The Order of Pope Pius IX (), also referred as the Pian Order (), is a papal order of knighthood originally founded by Pope Pius IV in 1560. Currently, it is the highest honor conferred by the Holy See (being the Order of Christ and the Order of the Golden Spur currently dormant).The awarding of the order fell into disuse and was re-instituted by Pope Pius IX as a continuation on 17 June 1847. 

The highest rank awarded by the Pope is the Collar of the Order, usually to Catholic heads of state on the occasion of official visits to the Holy See. The Grand Cross is the highest Papal award given to lay men and women, ordinarily given to resident Ambassadors accredited to the Holy See after two years in post and rarely to exceptional Catholics in the wider world for particular services, mainly in the international field and for outstanding deeds for Church and society.

The rank of Knight is almost never awarded, and when it happens, it is given in recognition of high-profile services rendered to the Holy See or directly to the person of the Pontiff, by Catholic faithful of distinguished status, almost always belonging to ancient European noble families.

The other two ranks (Commander and Commander with Star) are granted sparingly to lay Catholics, often of noble birth, for extraordinary merit or deeds for the Church and society. The order is awarded to Catholics and, on occasion and only for diplomatic reasons, to non-Catholics and non-Christians as well.

History of the Order

The Order was founded on 17 June 1847, by Pope Pius IX with the decree Romanis Pontificibus, placing it as the continuation of the ancient order established by Pope Pius IV with the bull Pii patris amplissimi on March 1559. These noble knights formed the lay court of the Roman Pontiff, being defined participants, since they "participated" in the life of the Pontiff, offering him an escort and often residing in the Apostolic Palace; they often shared the table with the Pontiff and accompanied him during his daily tasks.

■ **DIRECTIVE 1**:
Count the lines of the records below that contain the string "List", treating uppercase and lowercase as distinct, and give only that number.

■ **PROVIDED RECORDS**:
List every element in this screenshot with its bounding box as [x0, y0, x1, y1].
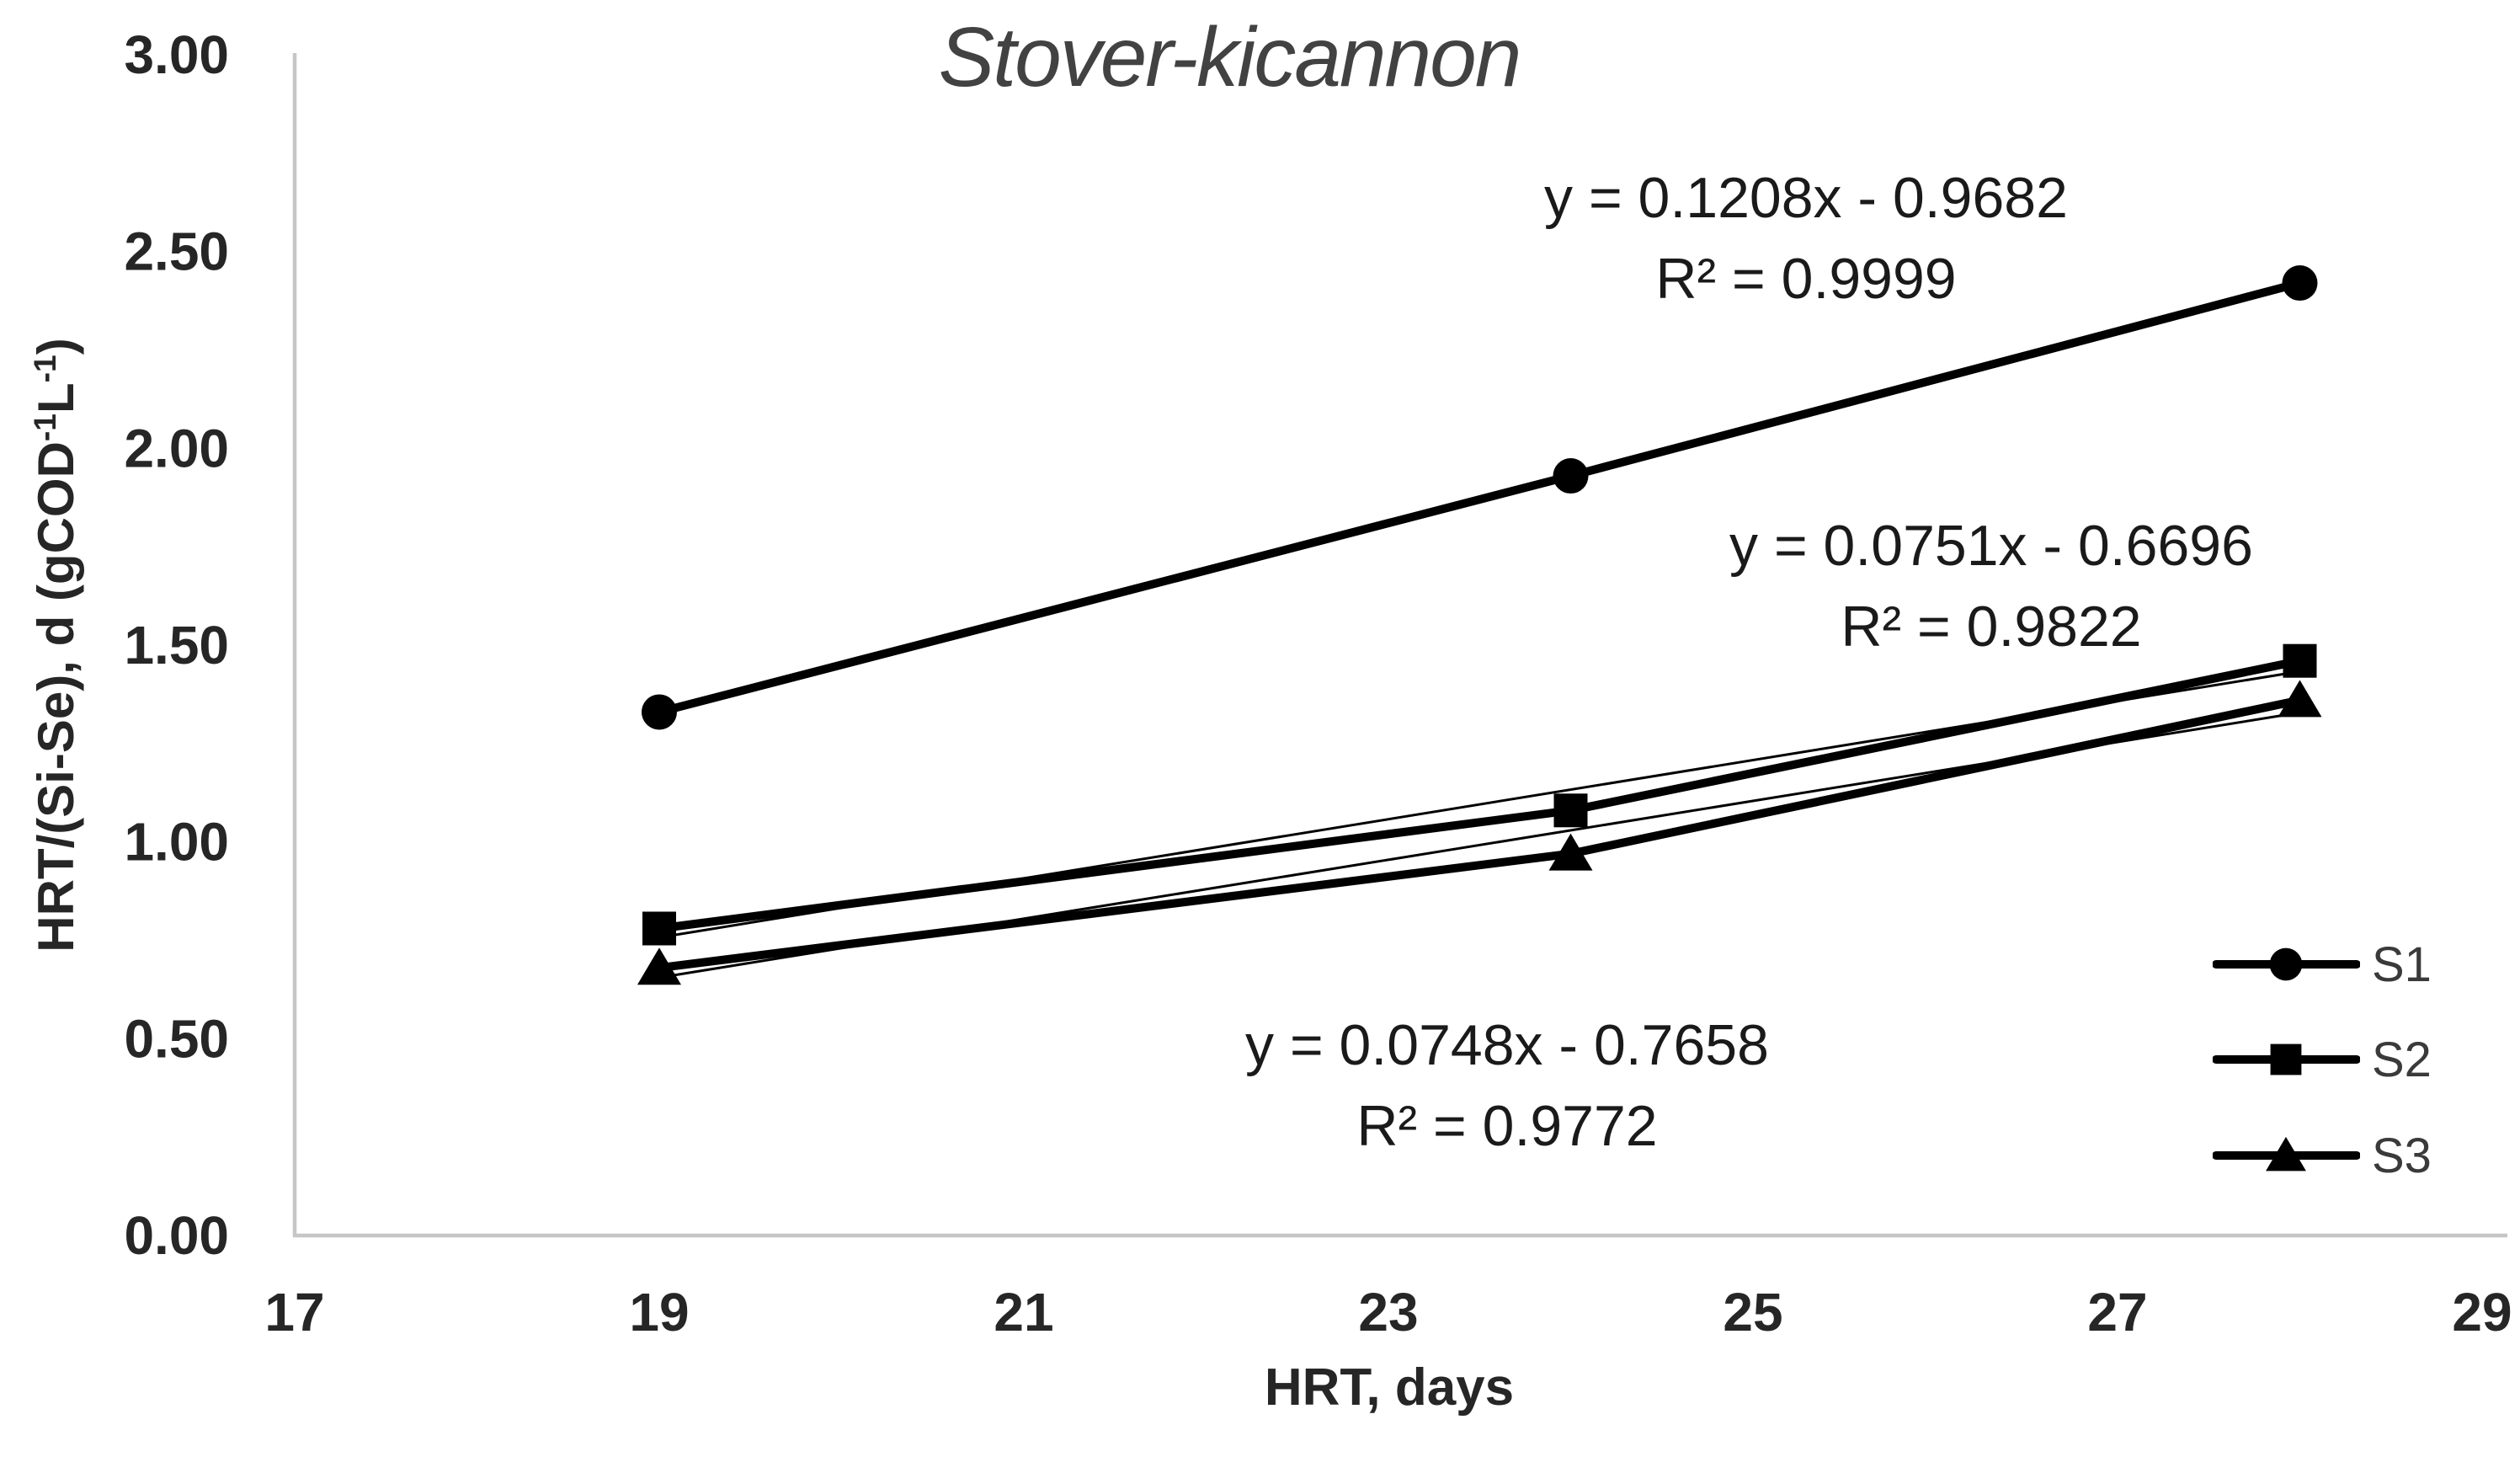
- y-tick-label: 0.00: [124, 1205, 229, 1266]
- x-axis-title: HRT, days: [1264, 1358, 1515, 1417]
- legend-item-s2: S2: [2213, 1032, 2432, 1087]
- y-tick-label: 2.00: [124, 418, 229, 478]
- equation-s3-r2: R² = 0.9772: [1356, 1094, 1658, 1158]
- x-tick-label: 21: [994, 1282, 1053, 1342]
- data-point-square: [2270, 1043, 2302, 1075]
- data-point-triangle: [2278, 680, 2322, 718]
- data-point-circle: [2269, 947, 2303, 981]
- x-tick-label: 19: [629, 1282, 689, 1342]
- chart-title: Stover-kicannon: [938, 10, 1522, 104]
- y-axis-title-text: HRT/(Si-Se), d (gCOD: [28, 441, 84, 953]
- equation-s1-r2: R² = 0.9999: [1655, 247, 1957, 311]
- y-axis-title-sup2: -1: [27, 355, 62, 383]
- equation-s2-formula: y = 0.0751x - 0.6696: [1729, 514, 2253, 578]
- data-point-triangle: [2266, 1136, 2306, 1171]
- x-tick-label: 23: [1358, 1282, 1418, 1342]
- legend-marker-circle-icon: [2213, 947, 2360, 981]
- data-point-triangle: [1548, 833, 1593, 871]
- equation-s3-formula: y = 0.0748x - 0.7658: [1245, 1013, 1769, 1077]
- y-tick-label: 0.50: [124, 1008, 229, 1069]
- legend-label: S3: [2372, 1128, 2432, 1183]
- data-point-circle: [1553, 458, 1589, 494]
- legend-item-s1: S1: [2213, 937, 2432, 992]
- equation-s2: y = 0.0751x - 0.6696 R² = 0.9822: [1663, 505, 2320, 667]
- y-tick-label: 1.50: [124, 615, 229, 675]
- data-point-square: [1553, 793, 1588, 828]
- y-tick-label: 2.50: [124, 221, 229, 282]
- y-tick-label: 1.00: [124, 812, 229, 873]
- legend-marker-square-icon: [2213, 1043, 2360, 1075]
- x-tick-label: 25: [1723, 1282, 1782, 1342]
- x-tick-label: 29: [2452, 1282, 2512, 1342]
- legend-marker-triangle-icon: [2213, 1136, 2360, 1171]
- data-line-s2: [655, 656, 2304, 933]
- legend-item-s3: S3: [2213, 1128, 2432, 1183]
- x-tick-label: 17: [264, 1282, 324, 1342]
- equation-s3: y = 0.0748x - 0.7658 R² = 0.9772: [1179, 1005, 1835, 1166]
- y-axis-title-sup1: -1: [27, 414, 62, 442]
- y-axis-title-text2: L: [28, 382, 84, 414]
- data-point-circle: [642, 694, 677, 730]
- equation-s2-r2: R² = 0.9822: [1841, 595, 2142, 659]
- y-axis-title-text3: ): [28, 338, 84, 355]
- series-s1: [642, 265, 2318, 730]
- y-tick-label: 3.00: [124, 24, 229, 85]
- legend-label: S2: [2372, 1032, 2432, 1087]
- data-line-s3: [655, 696, 2304, 973]
- data-point-square: [642, 911, 676, 946]
- data-point-square: [2283, 643, 2317, 678]
- equation-s1: y = 0.1208x - 0.9682 R² = 0.9999: [1478, 157, 2134, 319]
- data-point-circle: [2282, 265, 2318, 302]
- y-axis-title: HRT/(Si-Se), d (gCOD-1L-1): [27, 266, 84, 1024]
- equation-s1-formula: y = 0.1208x - 0.9682: [1544, 166, 2068, 230]
- x-tick-label: 27: [2087, 1282, 2147, 1342]
- legend-label: S1: [2372, 937, 2432, 992]
- series-s2: [642, 643, 2317, 946]
- data-point-triangle: [637, 947, 681, 985]
- series-s3: [637, 680, 2322, 985]
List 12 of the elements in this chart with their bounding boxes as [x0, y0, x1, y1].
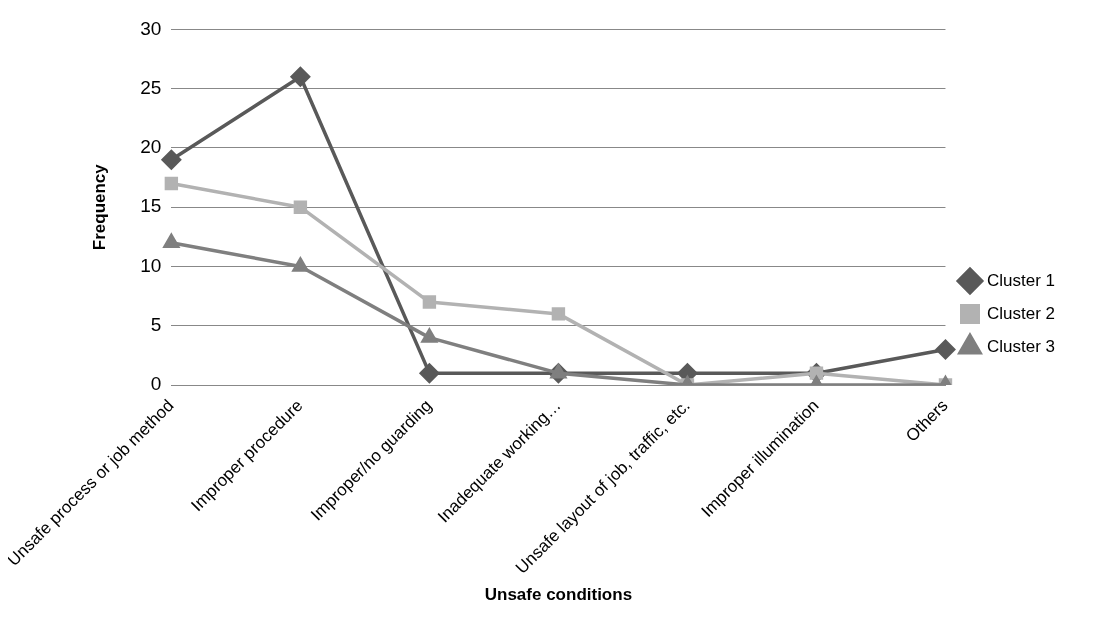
- y-tick-label: 30: [140, 17, 162, 39]
- legend-label: Cluster 1: [986, 270, 1056, 290]
- x-axis-title: Unsafe conditions: [484, 585, 633, 605]
- y-tick-label: 20: [140, 136, 162, 158]
- y-tick-label: 10: [140, 254, 162, 276]
- legend-label: Cluster 2: [986, 303, 1056, 323]
- y-tick-label: 0: [150, 373, 162, 395]
- y-tick-label: 25: [140, 76, 162, 98]
- y-tick-label: 15: [140, 195, 162, 217]
- y-axis-title: Frequency: [89, 163, 109, 251]
- legend-label: Cluster 3: [986, 336, 1056, 356]
- y-tick-label: 5: [150, 313, 162, 335]
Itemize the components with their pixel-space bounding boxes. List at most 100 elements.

■ **DIRECTIVE 2**:
Rewrite everything in the passage on the Order of Pope Pius IX from "The rank of" down to "non-Christians as well.", substituting "seldom" for "sparingly".

■ **WORKED ANSWER 1**:
3

■ **WORKED ANSWER 2**:
The rank of Knight is almost never awarded, and when it happens, it is given in recognition of high-profile services rendered to the Holy See or directly to the person of the Pontiff, by Catholic faithful of distinguished status, almost always belonging to ancient European noble families.

The other two ranks (Commander and Commander with Star) are granted seldom to lay Catholics, often of noble birth, for extraordinary merit or deeds for the Church and society. The order is awarded to Catholics and, on occasion and only for diplomatic reasons, to non-Catholics and non-Christians as well.